-- Short task --
Sort through the data and copy the lines holding the word "JSON".

-- Items --
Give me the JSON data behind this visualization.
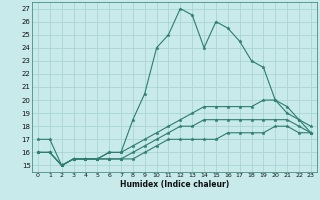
{
  "background_color": "#c8eaea",
  "grid_color": "#aad4d4",
  "line_color": "#2e7d6e",
  "xlabel": "Humidex (Indice chaleur)",
  "xlim": [
    -0.5,
    23.5
  ],
  "ylim": [
    14.5,
    27.5
  ],
  "yticks": [
    15,
    16,
    17,
    18,
    19,
    20,
    21,
    22,
    23,
    24,
    25,
    26,
    27
  ],
  "xticks": [
    0,
    1,
    2,
    3,
    4,
    5,
    6,
    7,
    8,
    9,
    10,
    11,
    12,
    13,
    14,
    15,
    16,
    17,
    18,
    19,
    20,
    21,
    22,
    23
  ],
  "series": [
    {
      "x": [
        0,
        1,
        2,
        3,
        4,
        5,
        6,
        7,
        8,
        9,
        10,
        11,
        12,
        13,
        14,
        15,
        16,
        17,
        18,
        19,
        20,
        21,
        22,
        23
      ],
      "y": [
        17,
        17,
        15,
        15.5,
        15.5,
        15.5,
        16,
        16,
        18.5,
        20.5,
        24,
        25,
        27,
        26.5,
        24,
        26,
        25.5,
        24.5,
        23,
        22.5,
        20,
        19.5,
        18.5,
        17.5
      ]
    },
    {
      "x": [
        0,
        1,
        2,
        3,
        4,
        5,
        6,
        7,
        8,
        9,
        10,
        11,
        12,
        13,
        14,
        15,
        16,
        17,
        18,
        19,
        20,
        21,
        22,
        23
      ],
      "y": [
        16,
        16,
        15,
        15.5,
        15.5,
        15.5,
        16,
        16,
        16.5,
        17,
        17.5,
        18,
        18.5,
        19,
        19.5,
        19.5,
        19.5,
        19.5,
        19.5,
        20,
        20,
        19,
        18.5,
        18
      ]
    },
    {
      "x": [
        0,
        1,
        2,
        3,
        4,
        5,
        6,
        7,
        8,
        9,
        10,
        11,
        12,
        13,
        14,
        15,
        16,
        17,
        18,
        19,
        20,
        21,
        22,
        23
      ],
      "y": [
        16,
        16,
        15,
        15.5,
        15.5,
        15.5,
        15.5,
        15.5,
        16,
        16.5,
        17,
        17.5,
        18,
        18,
        18.5,
        18.5,
        18.5,
        18.5,
        18.5,
        18.5,
        18.5,
        18.5,
        18,
        17.5
      ]
    },
    {
      "x": [
        0,
        1,
        2,
        3,
        4,
        5,
        6,
        7,
        8,
        9,
        10,
        11,
        12,
        13,
        14,
        15,
        16,
        17,
        18,
        19,
        20,
        21,
        22,
        23
      ],
      "y": [
        16,
        16,
        15,
        15.5,
        15.5,
        15.5,
        15.5,
        15.5,
        15.5,
        16,
        16.5,
        17,
        17,
        17,
        17,
        17,
        17.5,
        17.5,
        17.5,
        17.5,
        18,
        18,
        17.5,
        17.5
      ]
    }
  ]
}
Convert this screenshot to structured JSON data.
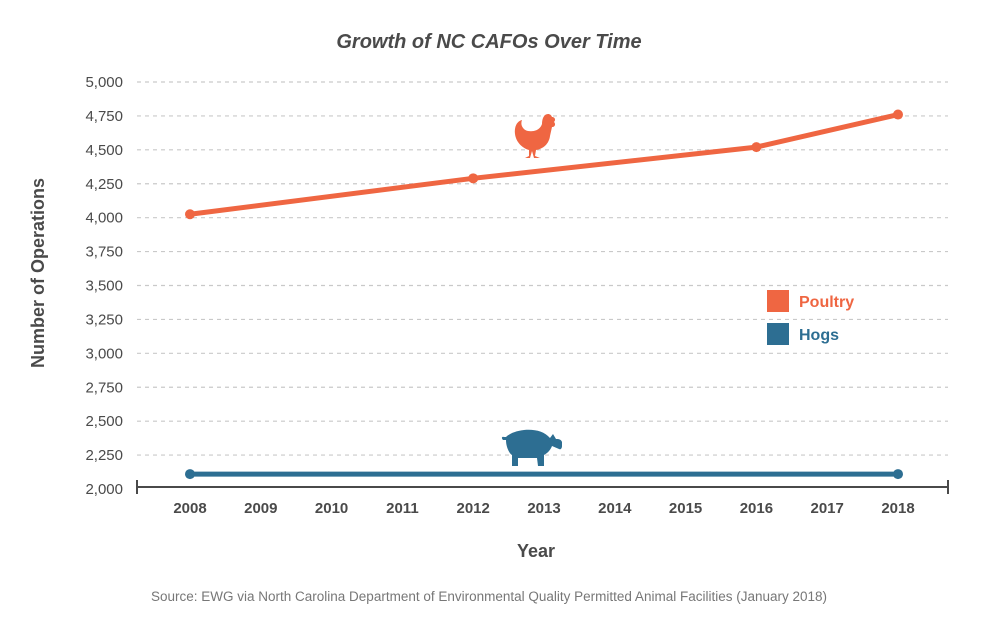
{
  "chart_data": {
    "type": "line",
    "title": "Growth of NC CAFOs Over Time",
    "xlabel": "Year",
    "ylabel": "Number of Operations",
    "categories": [
      "2008",
      "2009",
      "2010",
      "2011",
      "2012",
      "2013",
      "2014",
      "2015",
      "2016",
      "2017",
      "2018"
    ],
    "ylim": [
      2000,
      5000
    ],
    "yticks": [
      2000,
      2250,
      2500,
      2750,
      3000,
      3250,
      3500,
      3750,
      4000,
      4250,
      4500,
      4750,
      5000
    ],
    "ytick_labels": [
      "2,000",
      "2,250",
      "2,500",
      "2,750",
      "3,000",
      "3,250",
      "3,500",
      "3,750",
      "4,000",
      "4,250",
      "4,500",
      "4,750",
      "5,000"
    ],
    "grid": "horizontal dashed",
    "legend_position": "right",
    "series": [
      {
        "name": "Poultry",
        "color": "#ef6642",
        "icon": "chicken-icon",
        "points": [
          {
            "x": "2008",
            "y": 4025
          },
          {
            "x": "2012",
            "y": 4290
          },
          {
            "x": "2016",
            "y": 4520
          },
          {
            "x": "2018",
            "y": 4760
          }
        ]
      },
      {
        "name": "Hogs",
        "color": "#2d6e92",
        "icon": "pig-icon",
        "points": [
          {
            "x": "2008",
            "y": 2110
          },
          {
            "x": "2018",
            "y": 2110
          }
        ]
      }
    ],
    "source": "Source: EWG via North Carolina Department of Environmental Quality Permitted Animal Facilities (January 2018)"
  }
}
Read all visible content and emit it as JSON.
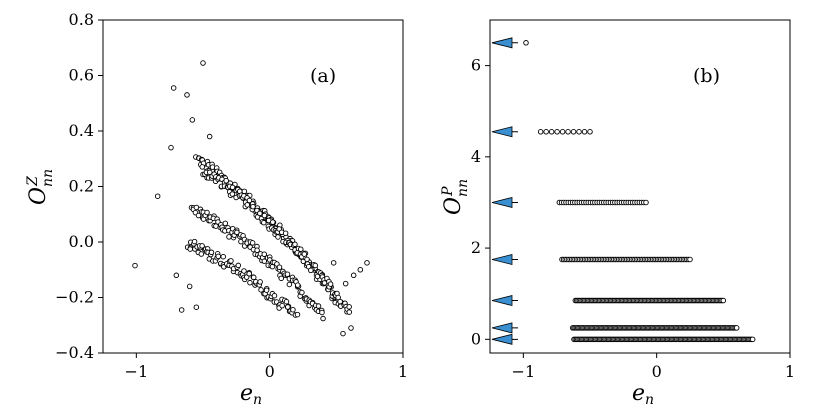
{
  "chart_data": [
    {
      "type": "scatter",
      "panel_label": "(a)",
      "xlabel": "e",
      "xlabel_sub": "n",
      "ylabel": "O",
      "ylabel_sub": "nn",
      "ylabel_sup": "Z",
      "xlim": [
        -1.25,
        1.0
      ],
      "ylim": [
        -0.4,
        0.8
      ],
      "xticks": [
        -1,
        0,
        1
      ],
      "xtick_labels": [
        "−1",
        "0",
        "1"
      ],
      "yticks": [
        -0.4,
        -0.2,
        0.0,
        0.2,
        0.4,
        0.6,
        0.8
      ],
      "ytick_labels": [
        "−0.4",
        "−0.2",
        "0.0",
        "0.2",
        "0.4",
        "0.6",
        "0.8"
      ],
      "marker": "open circle",
      "points": [
        {
          "x": -1.01,
          "y": -0.085
        },
        {
          "x": -0.84,
          "y": 0.165
        },
        {
          "x": -0.72,
          "y": 0.555
        },
        {
          "x": -0.74,
          "y": 0.34
        },
        {
          "x": -0.7,
          "y": -0.12
        },
        {
          "x": -0.66,
          "y": -0.245
        },
        {
          "x": -0.62,
          "y": 0.53
        },
        {
          "x": -0.5,
          "y": 0.645
        },
        {
          "x": -0.6,
          "y": -0.16
        },
        {
          "x": -0.58,
          "y": 0.44
        },
        {
          "x": -0.55,
          "y": -0.235
        },
        {
          "x": -0.45,
          "y": 0.38
        },
        {
          "x": 0.73,
          "y": -0.075
        },
        {
          "x": 0.68,
          "y": -0.1
        },
        {
          "x": 0.63,
          "y": -0.12
        },
        {
          "x": 0.48,
          "y": -0.075
        },
        {
          "x": 0.57,
          "y": -0.15
        },
        {
          "x": 0.55,
          "y": -0.33
        },
        {
          "x": 0.61,
          "y": -0.31
        }
      ],
      "bands": [
        {
          "x_start": -0.55,
          "x_end": 0.55,
          "y_start": 0.3,
          "y_end": -0.24,
          "curvature": 0.12,
          "points": 130
        },
        {
          "x_start": -0.5,
          "x_end": 0.6,
          "y_start": 0.26,
          "y_end": -0.25,
          "curvature": 0.1,
          "points": 130
        },
        {
          "x_start": -0.58,
          "x_end": 0.4,
          "y_start": 0.12,
          "y_end": -0.26,
          "curvature": 0.08,
          "points": 110
        },
        {
          "x_start": -0.62,
          "x_end": 0.2,
          "y_start": 0.0,
          "y_end": -0.27,
          "curvature": 0.06,
          "points": 90
        }
      ]
    },
    {
      "type": "scatter",
      "panel_label": "(b)",
      "xlabel": "e",
      "xlabel_sub": "n",
      "ylabel": "O",
      "ylabel_sub": "nn",
      "ylabel_sup": "P",
      "xlim": [
        -1.25,
        1.0
      ],
      "ylim": [
        -0.3,
        7.0
      ],
      "xticks": [
        -1,
        0,
        1
      ],
      "xtick_labels": [
        "−1",
        "0",
        "1"
      ],
      "yticks": [
        0,
        2,
        4,
        6
      ],
      "ytick_labels": [
        "0",
        "2",
        "4",
        "6"
      ],
      "marker": "open circle",
      "levels": [
        {
          "y": 6.5,
          "x_min": -0.98,
          "x_max": -0.98,
          "count": 1
        },
        {
          "y": 4.55,
          "x_min": -0.87,
          "x_max": -0.5,
          "count": 10
        },
        {
          "y": 3.0,
          "x_min": -0.73,
          "x_max": -0.08,
          "count": 40
        },
        {
          "y": 1.75,
          "x_min": -0.71,
          "x_max": 0.25,
          "count": 80
        },
        {
          "y": 0.85,
          "x_min": -0.61,
          "x_max": 0.5,
          "count": 110
        },
        {
          "y": 0.25,
          "x_min": -0.63,
          "x_max": 0.6,
          "count": 130
        },
        {
          "y": 0.0,
          "x_min": -0.62,
          "x_max": 0.72,
          "count": 140
        }
      ],
      "arrow_color": "#3a8fd0",
      "arrow_levels": [
        6.5,
        4.55,
        3.0,
        1.75,
        0.85,
        0.25,
        0.0
      ]
    }
  ]
}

-- Completed exercise --
Give me the JSON data behind this visualization.
Convert this screenshot to structured JSON data.
Read all visible content and emit it as JSON.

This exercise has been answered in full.